**Exercise**
Your task is to copy every record exactly.

[Collection entries]
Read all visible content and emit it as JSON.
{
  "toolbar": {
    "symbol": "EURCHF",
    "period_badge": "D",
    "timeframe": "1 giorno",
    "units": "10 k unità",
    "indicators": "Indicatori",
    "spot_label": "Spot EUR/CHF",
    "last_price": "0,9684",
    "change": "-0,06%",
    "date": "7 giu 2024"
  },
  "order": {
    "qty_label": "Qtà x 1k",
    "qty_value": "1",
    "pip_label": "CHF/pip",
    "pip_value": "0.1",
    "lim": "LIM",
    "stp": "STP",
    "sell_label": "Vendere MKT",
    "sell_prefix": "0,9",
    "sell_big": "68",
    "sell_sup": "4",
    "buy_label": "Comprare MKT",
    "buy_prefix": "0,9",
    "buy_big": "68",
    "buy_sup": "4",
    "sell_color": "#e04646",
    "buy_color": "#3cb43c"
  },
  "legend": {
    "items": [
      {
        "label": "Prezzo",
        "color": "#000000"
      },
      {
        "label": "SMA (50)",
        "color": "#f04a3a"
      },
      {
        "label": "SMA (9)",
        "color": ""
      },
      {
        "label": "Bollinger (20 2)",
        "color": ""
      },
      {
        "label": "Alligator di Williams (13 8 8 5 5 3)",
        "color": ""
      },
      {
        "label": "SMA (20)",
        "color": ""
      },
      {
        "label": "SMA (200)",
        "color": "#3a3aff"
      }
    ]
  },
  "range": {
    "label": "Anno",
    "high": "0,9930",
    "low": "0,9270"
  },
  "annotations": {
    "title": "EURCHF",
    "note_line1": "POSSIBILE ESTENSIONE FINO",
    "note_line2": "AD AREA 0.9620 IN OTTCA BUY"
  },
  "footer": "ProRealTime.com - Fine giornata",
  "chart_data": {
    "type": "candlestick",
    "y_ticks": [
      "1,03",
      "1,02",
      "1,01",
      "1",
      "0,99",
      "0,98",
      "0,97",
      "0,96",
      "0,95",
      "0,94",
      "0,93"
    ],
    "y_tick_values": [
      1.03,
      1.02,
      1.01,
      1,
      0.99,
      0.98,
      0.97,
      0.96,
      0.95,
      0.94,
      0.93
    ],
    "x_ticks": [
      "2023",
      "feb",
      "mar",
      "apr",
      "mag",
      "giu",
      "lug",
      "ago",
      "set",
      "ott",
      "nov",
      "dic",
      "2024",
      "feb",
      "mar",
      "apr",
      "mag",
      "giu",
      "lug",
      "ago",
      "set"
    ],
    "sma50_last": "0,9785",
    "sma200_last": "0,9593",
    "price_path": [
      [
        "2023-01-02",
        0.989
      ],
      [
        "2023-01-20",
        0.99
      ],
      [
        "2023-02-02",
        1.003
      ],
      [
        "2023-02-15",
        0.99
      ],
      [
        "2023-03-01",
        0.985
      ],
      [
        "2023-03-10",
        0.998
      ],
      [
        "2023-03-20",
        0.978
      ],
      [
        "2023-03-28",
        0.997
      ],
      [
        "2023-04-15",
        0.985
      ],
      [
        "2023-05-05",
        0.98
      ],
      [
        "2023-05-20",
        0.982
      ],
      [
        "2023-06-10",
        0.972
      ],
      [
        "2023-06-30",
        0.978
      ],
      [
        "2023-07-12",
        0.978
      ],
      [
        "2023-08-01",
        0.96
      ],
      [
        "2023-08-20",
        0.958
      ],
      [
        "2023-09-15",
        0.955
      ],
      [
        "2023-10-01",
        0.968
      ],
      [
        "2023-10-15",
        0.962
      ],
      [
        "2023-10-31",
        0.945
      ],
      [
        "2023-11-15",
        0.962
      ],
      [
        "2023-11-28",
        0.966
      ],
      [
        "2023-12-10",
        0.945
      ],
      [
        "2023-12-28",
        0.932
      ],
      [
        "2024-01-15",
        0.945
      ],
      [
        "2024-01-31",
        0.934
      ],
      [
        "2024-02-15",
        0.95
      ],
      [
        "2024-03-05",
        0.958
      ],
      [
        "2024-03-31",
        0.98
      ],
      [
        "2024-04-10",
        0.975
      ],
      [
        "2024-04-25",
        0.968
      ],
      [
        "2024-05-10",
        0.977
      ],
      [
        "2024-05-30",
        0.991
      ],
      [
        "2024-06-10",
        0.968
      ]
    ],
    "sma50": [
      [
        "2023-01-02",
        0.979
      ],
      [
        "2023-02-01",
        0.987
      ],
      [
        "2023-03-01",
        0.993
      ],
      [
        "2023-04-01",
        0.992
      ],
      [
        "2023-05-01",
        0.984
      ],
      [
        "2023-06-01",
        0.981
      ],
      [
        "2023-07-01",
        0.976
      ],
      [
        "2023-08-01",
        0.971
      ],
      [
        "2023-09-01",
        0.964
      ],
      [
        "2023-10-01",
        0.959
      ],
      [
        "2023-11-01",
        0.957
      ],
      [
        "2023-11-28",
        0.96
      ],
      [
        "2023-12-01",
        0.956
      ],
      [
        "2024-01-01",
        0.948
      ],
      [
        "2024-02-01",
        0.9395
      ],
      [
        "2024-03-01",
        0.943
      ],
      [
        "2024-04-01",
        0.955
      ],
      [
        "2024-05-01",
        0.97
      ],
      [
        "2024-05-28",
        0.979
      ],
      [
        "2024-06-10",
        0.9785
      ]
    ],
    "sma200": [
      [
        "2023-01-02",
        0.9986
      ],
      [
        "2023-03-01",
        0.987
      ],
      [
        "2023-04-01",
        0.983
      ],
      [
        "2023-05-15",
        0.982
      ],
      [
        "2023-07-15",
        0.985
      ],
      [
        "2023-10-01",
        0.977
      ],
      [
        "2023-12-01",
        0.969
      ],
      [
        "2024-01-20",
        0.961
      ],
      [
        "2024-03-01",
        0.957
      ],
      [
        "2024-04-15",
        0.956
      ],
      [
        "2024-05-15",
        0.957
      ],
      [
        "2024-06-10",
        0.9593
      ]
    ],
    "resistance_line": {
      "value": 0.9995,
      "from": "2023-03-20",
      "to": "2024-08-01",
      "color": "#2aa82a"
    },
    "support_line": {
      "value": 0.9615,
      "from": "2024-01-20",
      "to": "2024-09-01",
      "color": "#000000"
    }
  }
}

**Output of the exercise**
Read all visible content and emit it as JSON.
{
  "toolbar": {
    "symbol": "EURCHF",
    "period_badge": "D",
    "timeframe": "1 giorno",
    "units": "10 k unità",
    "indicators": "Indicatori",
    "spot_label": "Spot EUR/CHF",
    "last_price": "0,9684",
    "change": "-0,06%",
    "date": "7 giu 2024"
  },
  "order": {
    "qty_label": "Qtà x 1k",
    "qty_value": "1",
    "pip_label": "CHF/pip",
    "pip_value": "0.1",
    "lim": "LIM",
    "stp": "STP",
    "sell_label": "Vendere MKT",
    "sell_prefix": "0,9",
    "sell_big": "68",
    "sell_sup": "4",
    "buy_label": "Comprare MKT",
    "buy_prefix": "0,9",
    "buy_big": "68",
    "buy_sup": "4",
    "sell_color": "#e04646",
    "buy_color": "#3cb43c"
  },
  "legend": {
    "items": [
      {
        "label": "Prezzo",
        "color": "#000000"
      },
      {
        "label": "SMA (50)",
        "color": "#f04a3a"
      },
      {
        "label": "SMA (9)",
        "color": ""
      },
      {
        "label": "Bollinger (20 2)",
        "color": ""
      },
      {
        "label": "Alligator di Williams (13 8 8 5 5 3)",
        "color": ""
      },
      {
        "label": "SMA (20)",
        "color": ""
      },
      {
        "label": "SMA (200)",
        "color": "#3a3aff"
      }
    ]
  },
  "range": {
    "label": "Anno",
    "high": "0,9930",
    "low": "0,9270"
  },
  "annotations": {
    "title": "EURCHF",
    "note_line1": "POSSIBILE ESTENSIONE FINO",
    "note_line2": "AD AREA 0.9620 IN OTTCA BUY"
  },
  "footer": "ProRealTime.com - Fine giornata",
  "chart_data": {
    "type": "candlestick",
    "y_ticks": [
      "1,03",
      "1,02",
      "1,01",
      "1",
      "0,99",
      "0,98",
      "0,97",
      "0,96",
      "0,95",
      "0,94",
      "0,93"
    ],
    "y_tick_values": [
      1.03,
      1.02,
      1.01,
      1,
      0.99,
      0.98,
      0.97,
      0.96,
      0.95,
      0.94,
      0.93
    ],
    "x_ticks": [
      "2023",
      "feb",
      "mar",
      "apr",
      "mag",
      "giu",
      "lug",
      "ago",
      "set",
      "ott",
      "nov",
      "dic",
      "2024",
      "feb",
      "mar",
      "apr",
      "mag",
      "giu",
      "lug",
      "ago",
      "set"
    ],
    "sma50_last": "0,9785",
    "sma200_last": "0,9593",
    "price_path": [
      [
        "2023-01-02",
        0.989
      ],
      [
        "2023-01-20",
        0.99
      ],
      [
        "2023-02-02",
        1.003
      ],
      [
        "2023-02-15",
        0.99
      ],
      [
        "2023-03-01",
        0.985
      ],
      [
        "2023-03-10",
        0.998
      ],
      [
        "2023-03-20",
        0.978
      ],
      [
        "2023-03-28",
        0.997
      ],
      [
        "2023-04-15",
        0.985
      ],
      [
        "2023-05-05",
        0.98
      ],
      [
        "2023-05-20",
        0.982
      ],
      [
        "2023-06-10",
        0.972
      ],
      [
        "2023-06-30",
        0.978
      ],
      [
        "2023-07-12",
        0.978
      ],
      [
        "2023-08-01",
        0.96
      ],
      [
        "2023-08-20",
        0.958
      ],
      [
        "2023-09-15",
        0.955
      ],
      [
        "2023-10-01",
        0.968
      ],
      [
        "2023-10-15",
        0.962
      ],
      [
        "2023-10-31",
        0.945
      ],
      [
        "2023-11-15",
        0.962
      ],
      [
        "2023-11-28",
        0.966
      ],
      [
        "2023-12-10",
        0.945
      ],
      [
        "2023-12-28",
        0.932
      ],
      [
        "2024-01-15",
        0.945
      ],
      [
        "2024-01-31",
        0.934
      ],
      [
        "2024-02-15",
        0.95
      ],
      [
        "2024-03-05",
        0.958
      ],
      [
        "2024-03-31",
        0.98
      ],
      [
        "2024-04-10",
        0.975
      ],
      [
        "2024-04-25",
        0.968
      ],
      [
        "2024-05-10",
        0.977
      ],
      [
        "2024-05-30",
        0.991
      ],
      [
        "2024-06-10",
        0.968
      ]
    ],
    "sma50": [
      [
        "2023-01-02",
        0.979
      ],
      [
        "2023-02-01",
        0.987
      ],
      [
        "2023-03-01",
        0.993
      ],
      [
        "2023-04-01",
        0.992
      ],
      [
        "2023-05-01",
        0.984
      ],
      [
        "2023-06-01",
        0.981
      ],
      [
        "2023-07-01",
        0.976
      ],
      [
        "2023-08-01",
        0.971
      ],
      [
        "2023-09-01",
        0.964
      ],
      [
        "2023-10-01",
        0.959
      ],
      [
        "2023-11-01",
        0.957
      ],
      [
        "2023-11-28",
        0.96
      ],
      [
        "2023-12-01",
        0.956
      ],
      [
        "2024-01-01",
        0.948
      ],
      [
        "2024-02-01",
        0.9395
      ],
      [
        "2024-03-01",
        0.943
      ],
      [
        "2024-04-01",
        0.955
      ],
      [
        "2024-05-01",
        0.97
      ],
      [
        "2024-05-28",
        0.979
      ],
      [
        "2024-06-10",
        0.9785
      ]
    ],
    "sma200": [
      [
        "2023-01-02",
        0.9986
      ],
      [
        "2023-03-01",
        0.987
      ],
      [
        "2023-04-01",
        0.983
      ],
      [
        "2023-05-15",
        0.982
      ],
      [
        "2023-07-15",
        0.985
      ],
      [
        "2023-10-01",
        0.977
      ],
      [
        "2023-12-01",
        0.969
      ],
      [
        "2024-01-20",
        0.961
      ],
      [
        "2024-03-01",
        0.957
      ],
      [
        "2024-04-15",
        0.956
      ],
      [
        "2024-05-15",
        0.957
      ],
      [
        "2024-06-10",
        0.9593
      ]
    ],
    "resistance_line": {
      "value": 0.9995,
      "from": "2023-03-20",
      "to": "2024-08-01",
      "color": "#2aa82a"
    },
    "support_line": {
      "value": 0.9615,
      "from": "2024-01-20",
      "to": "2024-09-01",
      "color": "#000000"
    }
  }
}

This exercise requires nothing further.